◆ Entries ◆
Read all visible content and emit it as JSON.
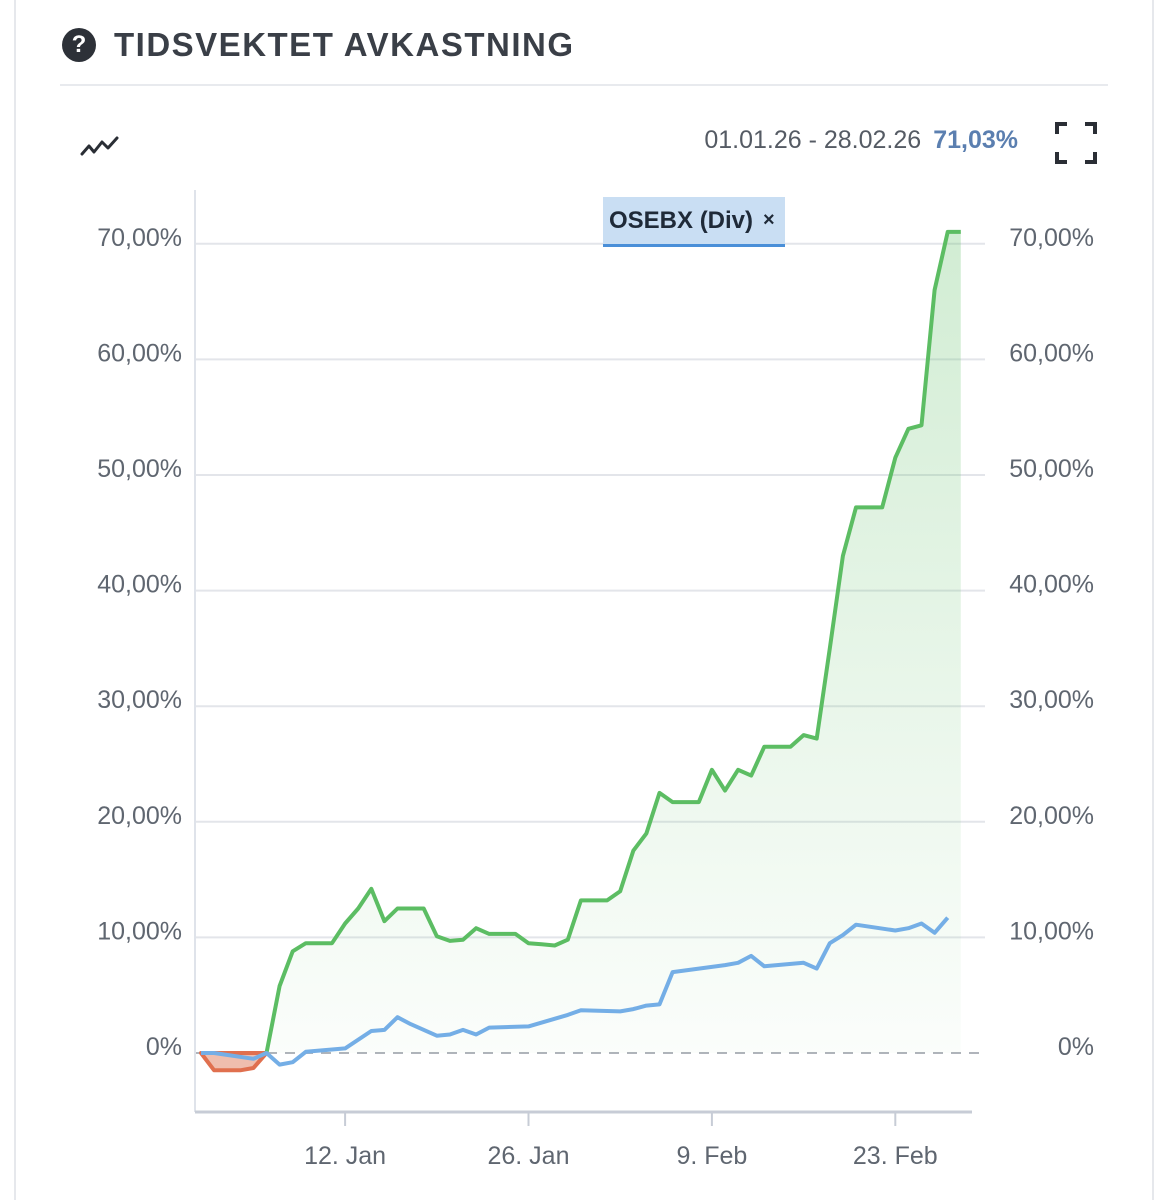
{
  "header": {
    "title": "TIDSVEKTET AVKASTNING",
    "help_icon": "?"
  },
  "toolbar": {
    "range_text": "01.01.26 - 28.02.26",
    "return_text": "71,03%"
  },
  "legend": {
    "chip_label": "OSEBX (Div)",
    "close_glyph": "×"
  },
  "colors": {
    "portfolio_line": "#5cbd63",
    "portfolio_negative": "#e0704f",
    "benchmark_line": "#74aee6",
    "gridline": "#e3e5ea",
    "zero_line": "#b0b4bb"
  },
  "chart_data": {
    "type": "line",
    "x_tick_labels": [
      "12. Jan",
      "26. Jan",
      "9. Feb",
      "23. Feb"
    ],
    "x_tick_dates": [
      "2026-01-12",
      "2026-01-26",
      "2026-02-09",
      "2026-02-23"
    ],
    "y_tick_labels": [
      "0%",
      "10,00%",
      "20,00%",
      "30,00%",
      "40,00%",
      "50,00%",
      "60,00%",
      "70,00%"
    ],
    "y_ticks": [
      0,
      10,
      20,
      30,
      40,
      50,
      60,
      70
    ],
    "ylim": [
      -5,
      75
    ],
    "xlim": [
      "2026-01-01",
      "2026-02-28"
    ],
    "series": [
      {
        "name": "",
        "color": "#5cbd63",
        "area_fill": true,
        "points": [
          {
            "x": "2026-01-01",
            "y": 0
          },
          {
            "x": "2026-01-02",
            "y": -1.5
          },
          {
            "x": "2026-01-04",
            "y": -1.5
          },
          {
            "x": "2026-01-05",
            "y": -1.3
          },
          {
            "x": "2026-01-06",
            "y": 0
          },
          {
            "x": "2026-01-07",
            "y": 5.8
          },
          {
            "x": "2026-01-08",
            "y": 8.8
          },
          {
            "x": "2026-01-09",
            "y": 9.5
          },
          {
            "x": "2026-01-11",
            "y": 9.5
          },
          {
            "x": "2026-01-12",
            "y": 11.2
          },
          {
            "x": "2026-01-13",
            "y": 12.5
          },
          {
            "x": "2026-01-14",
            "y": 14.2
          },
          {
            "x": "2026-01-15",
            "y": 11.4
          },
          {
            "x": "2026-01-16",
            "y": 12.5
          },
          {
            "x": "2026-01-18",
            "y": 12.5
          },
          {
            "x": "2026-01-19",
            "y": 10.1
          },
          {
            "x": "2026-01-20",
            "y": 9.7
          },
          {
            "x": "2026-01-21",
            "y": 9.8
          },
          {
            "x": "2026-01-22",
            "y": 10.8
          },
          {
            "x": "2026-01-23",
            "y": 10.3
          },
          {
            "x": "2026-01-25",
            "y": 10.3
          },
          {
            "x": "2026-01-26",
            "y": 9.5
          },
          {
            "x": "2026-01-27",
            "y": 9.4
          },
          {
            "x": "2026-01-28",
            "y": 9.3
          },
          {
            "x": "2026-01-29",
            "y": 9.8
          },
          {
            "x": "2026-01-30",
            "y": 13.2
          },
          {
            "x": "2026-02-01",
            "y": 13.2
          },
          {
            "x": "2026-02-02",
            "y": 14.0
          },
          {
            "x": "2026-02-03",
            "y": 17.5
          },
          {
            "x": "2026-02-04",
            "y": 19.0
          },
          {
            "x": "2026-02-05",
            "y": 22.5
          },
          {
            "x": "2026-02-06",
            "y": 21.7
          },
          {
            "x": "2026-02-08",
            "y": 21.7
          },
          {
            "x": "2026-02-09",
            "y": 24.5
          },
          {
            "x": "2026-02-10",
            "y": 22.7
          },
          {
            "x": "2026-02-11",
            "y": 24.5
          },
          {
            "x": "2026-02-12",
            "y": 24.0
          },
          {
            "x": "2026-02-13",
            "y": 26.5
          },
          {
            "x": "2026-02-15",
            "y": 26.5
          },
          {
            "x": "2026-02-16",
            "y": 27.5
          },
          {
            "x": "2026-02-17",
            "y": 27.2
          },
          {
            "x": "2026-02-18",
            "y": 35.0
          },
          {
            "x": "2026-02-19",
            "y": 43.0
          },
          {
            "x": "2026-02-20",
            "y": 47.2
          },
          {
            "x": "2026-02-22",
            "y": 47.2
          },
          {
            "x": "2026-02-23",
            "y": 51.5
          },
          {
            "x": "2026-02-24",
            "y": 54.0
          },
          {
            "x": "2026-02-25",
            "y": 54.3
          },
          {
            "x": "2026-02-26",
            "y": 66.0
          },
          {
            "x": "2026-02-27",
            "y": 71.03
          },
          {
            "x": "2026-02-28",
            "y": 71.03
          }
        ]
      },
      {
        "name": "OSEBX (Div)",
        "color": "#74aee6",
        "area_fill": false,
        "points": [
          {
            "x": "2026-01-01",
            "y": 0
          },
          {
            "x": "2026-01-02",
            "y": 0
          },
          {
            "x": "2026-01-05",
            "y": -0.5
          },
          {
            "x": "2026-01-06",
            "y": 0
          },
          {
            "x": "2026-01-07",
            "y": -1.0
          },
          {
            "x": "2026-01-08",
            "y": -0.8
          },
          {
            "x": "2026-01-09",
            "y": 0.1
          },
          {
            "x": "2026-01-12",
            "y": 0.4
          },
          {
            "x": "2026-01-14",
            "y": 1.9
          },
          {
            "x": "2026-01-15",
            "y": 2.0
          },
          {
            "x": "2026-01-16",
            "y": 3.1
          },
          {
            "x": "2026-01-17",
            "y": 2.5
          },
          {
            "x": "2026-01-19",
            "y": 1.5
          },
          {
            "x": "2026-01-20",
            "y": 1.6
          },
          {
            "x": "2026-01-21",
            "y": 2.0
          },
          {
            "x": "2026-01-22",
            "y": 1.6
          },
          {
            "x": "2026-01-23",
            "y": 2.2
          },
          {
            "x": "2026-01-26",
            "y": 2.3
          },
          {
            "x": "2026-01-29",
            "y": 3.3
          },
          {
            "x": "2026-01-30",
            "y": 3.7
          },
          {
            "x": "2026-02-02",
            "y": 3.6
          },
          {
            "x": "2026-02-03",
            "y": 3.8
          },
          {
            "x": "2026-02-04",
            "y": 4.1
          },
          {
            "x": "2026-02-05",
            "y": 4.2
          },
          {
            "x": "2026-02-06",
            "y": 7.0
          },
          {
            "x": "2026-02-08",
            "y": 7.3
          },
          {
            "x": "2026-02-10",
            "y": 7.6
          },
          {
            "x": "2026-02-11",
            "y": 7.8
          },
          {
            "x": "2026-02-12",
            "y": 8.4
          },
          {
            "x": "2026-02-13",
            "y": 7.5
          },
          {
            "x": "2026-02-16",
            "y": 7.8
          },
          {
            "x": "2026-02-17",
            "y": 7.3
          },
          {
            "x": "2026-02-18",
            "y": 9.5
          },
          {
            "x": "2026-02-19",
            "y": 10.2
          },
          {
            "x": "2026-02-20",
            "y": 11.1
          },
          {
            "x": "2026-02-23",
            "y": 10.6
          },
          {
            "x": "2026-02-24",
            "y": 10.8
          },
          {
            "x": "2026-02-25",
            "y": 11.2
          },
          {
            "x": "2026-02-26",
            "y": 10.4
          },
          {
            "x": "2026-02-27",
            "y": 11.7
          }
        ]
      }
    ],
    "reference_line": {
      "y": 0,
      "style": "dashed"
    },
    "grid": true,
    "legend_position": "top-left"
  }
}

◆ Aim ◆
The pictures should not be reproduced; quote all of the other material exactly.

◆ Answer to this exercise ◆
Read all visible content and emit it as JSON.
{
  "header": {
    "title": "TIDSVEKTET AVKASTNING",
    "help_icon": "?"
  },
  "toolbar": {
    "range_text": "01.01.26 - 28.02.26",
    "return_text": "71,03%"
  },
  "legend": {
    "chip_label": "OSEBX (Div)",
    "close_glyph": "×"
  },
  "colors": {
    "portfolio_line": "#5cbd63",
    "portfolio_negative": "#e0704f",
    "benchmark_line": "#74aee6",
    "gridline": "#e3e5ea",
    "zero_line": "#b0b4bb"
  },
  "chart_data": {
    "type": "line",
    "x_tick_labels": [
      "12. Jan",
      "26. Jan",
      "9. Feb",
      "23. Feb"
    ],
    "x_tick_dates": [
      "2026-01-12",
      "2026-01-26",
      "2026-02-09",
      "2026-02-23"
    ],
    "y_tick_labels": [
      "0%",
      "10,00%",
      "20,00%",
      "30,00%",
      "40,00%",
      "50,00%",
      "60,00%",
      "70,00%"
    ],
    "y_ticks": [
      0,
      10,
      20,
      30,
      40,
      50,
      60,
      70
    ],
    "ylim": [
      -5,
      75
    ],
    "xlim": [
      "2026-01-01",
      "2026-02-28"
    ],
    "series": [
      {
        "name": "",
        "color": "#5cbd63",
        "area_fill": true,
        "points": [
          {
            "x": "2026-01-01",
            "y": 0
          },
          {
            "x": "2026-01-02",
            "y": -1.5
          },
          {
            "x": "2026-01-04",
            "y": -1.5
          },
          {
            "x": "2026-01-05",
            "y": -1.3
          },
          {
            "x": "2026-01-06",
            "y": 0
          },
          {
            "x": "2026-01-07",
            "y": 5.8
          },
          {
            "x": "2026-01-08",
            "y": 8.8
          },
          {
            "x": "2026-01-09",
            "y": 9.5
          },
          {
            "x": "2026-01-11",
            "y": 9.5
          },
          {
            "x": "2026-01-12",
            "y": 11.2
          },
          {
            "x": "2026-01-13",
            "y": 12.5
          },
          {
            "x": "2026-01-14",
            "y": 14.2
          },
          {
            "x": "2026-01-15",
            "y": 11.4
          },
          {
            "x": "2026-01-16",
            "y": 12.5
          },
          {
            "x": "2026-01-18",
            "y": 12.5
          },
          {
            "x": "2026-01-19",
            "y": 10.1
          },
          {
            "x": "2026-01-20",
            "y": 9.7
          },
          {
            "x": "2026-01-21",
            "y": 9.8
          },
          {
            "x": "2026-01-22",
            "y": 10.8
          },
          {
            "x": "2026-01-23",
            "y": 10.3
          },
          {
            "x": "2026-01-25",
            "y": 10.3
          },
          {
            "x": "2026-01-26",
            "y": 9.5
          },
          {
            "x": "2026-01-27",
            "y": 9.4
          },
          {
            "x": "2026-01-28",
            "y": 9.3
          },
          {
            "x": "2026-01-29",
            "y": 9.8
          },
          {
            "x": "2026-01-30",
            "y": 13.2
          },
          {
            "x": "2026-02-01",
            "y": 13.2
          },
          {
            "x": "2026-02-02",
            "y": 14.0
          },
          {
            "x": "2026-02-03",
            "y": 17.5
          },
          {
            "x": "2026-02-04",
            "y": 19.0
          },
          {
            "x": "2026-02-05",
            "y": 22.5
          },
          {
            "x": "2026-02-06",
            "y": 21.7
          },
          {
            "x": "2026-02-08",
            "y": 21.7
          },
          {
            "x": "2026-02-09",
            "y": 24.5
          },
          {
            "x": "2026-02-10",
            "y": 22.7
          },
          {
            "x": "2026-02-11",
            "y": 24.5
          },
          {
            "x": "2026-02-12",
            "y": 24.0
          },
          {
            "x": "2026-02-13",
            "y": 26.5
          },
          {
            "x": "2026-02-15",
            "y": 26.5
          },
          {
            "x": "2026-02-16",
            "y": 27.5
          },
          {
            "x": "2026-02-17",
            "y": 27.2
          },
          {
            "x": "2026-02-18",
            "y": 35.0
          },
          {
            "x": "2026-02-19",
            "y": 43.0
          },
          {
            "x": "2026-02-20",
            "y": 47.2
          },
          {
            "x": "2026-02-22",
            "y": 47.2
          },
          {
            "x": "2026-02-23",
            "y": 51.5
          },
          {
            "x": "2026-02-24",
            "y": 54.0
          },
          {
            "x": "2026-02-25",
            "y": 54.3
          },
          {
            "x": "2026-02-26",
            "y": 66.0
          },
          {
            "x": "2026-02-27",
            "y": 71.03
          },
          {
            "x": "2026-02-28",
            "y": 71.03
          }
        ]
      },
      {
        "name": "OSEBX (Div)",
        "color": "#74aee6",
        "area_fill": false,
        "points": [
          {
            "x": "2026-01-01",
            "y": 0
          },
          {
            "x": "2026-01-02",
            "y": 0
          },
          {
            "x": "2026-01-05",
            "y": -0.5
          },
          {
            "x": "2026-01-06",
            "y": 0
          },
          {
            "x": "2026-01-07",
            "y": -1.0
          },
          {
            "x": "2026-01-08",
            "y": -0.8
          },
          {
            "x": "2026-01-09",
            "y": 0.1
          },
          {
            "x": "2026-01-12",
            "y": 0.4
          },
          {
            "x": "2026-01-14",
            "y": 1.9
          },
          {
            "x": "2026-01-15",
            "y": 2.0
          },
          {
            "x": "2026-01-16",
            "y": 3.1
          },
          {
            "x": "2026-01-17",
            "y": 2.5
          },
          {
            "x": "2026-01-19",
            "y": 1.5
          },
          {
            "x": "2026-01-20",
            "y": 1.6
          },
          {
            "x": "2026-01-21",
            "y": 2.0
          },
          {
            "x": "2026-01-22",
            "y": 1.6
          },
          {
            "x": "2026-01-23",
            "y": 2.2
          },
          {
            "x": "2026-01-26",
            "y": 2.3
          },
          {
            "x": "2026-01-29",
            "y": 3.3
          },
          {
            "x": "2026-01-30",
            "y": 3.7
          },
          {
            "x": "2026-02-02",
            "y": 3.6
          },
          {
            "x": "2026-02-03",
            "y": 3.8
          },
          {
            "x": "2026-02-04",
            "y": 4.1
          },
          {
            "x": "2026-02-05",
            "y": 4.2
          },
          {
            "x": "2026-02-06",
            "y": 7.0
          },
          {
            "x": "2026-02-08",
            "y": 7.3
          },
          {
            "x": "2026-02-10",
            "y": 7.6
          },
          {
            "x": "2026-02-11",
            "y": 7.8
          },
          {
            "x": "2026-02-12",
            "y": 8.4
          },
          {
            "x": "2026-02-13",
            "y": 7.5
          },
          {
            "x": "2026-02-16",
            "y": 7.8
          },
          {
            "x": "2026-02-17",
            "y": 7.3
          },
          {
            "x": "2026-02-18",
            "y": 9.5
          },
          {
            "x": "2026-02-19",
            "y": 10.2
          },
          {
            "x": "2026-02-20",
            "y": 11.1
          },
          {
            "x": "2026-02-23",
            "y": 10.6
          },
          {
            "x": "2026-02-24",
            "y": 10.8
          },
          {
            "x": "2026-02-25",
            "y": 11.2
          },
          {
            "x": "2026-02-26",
            "y": 10.4
          },
          {
            "x": "2026-02-27",
            "y": 11.7
          }
        ]
      }
    ],
    "reference_line": {
      "y": 0,
      "style": "dashed"
    },
    "grid": true,
    "legend_position": "top-left"
  }
}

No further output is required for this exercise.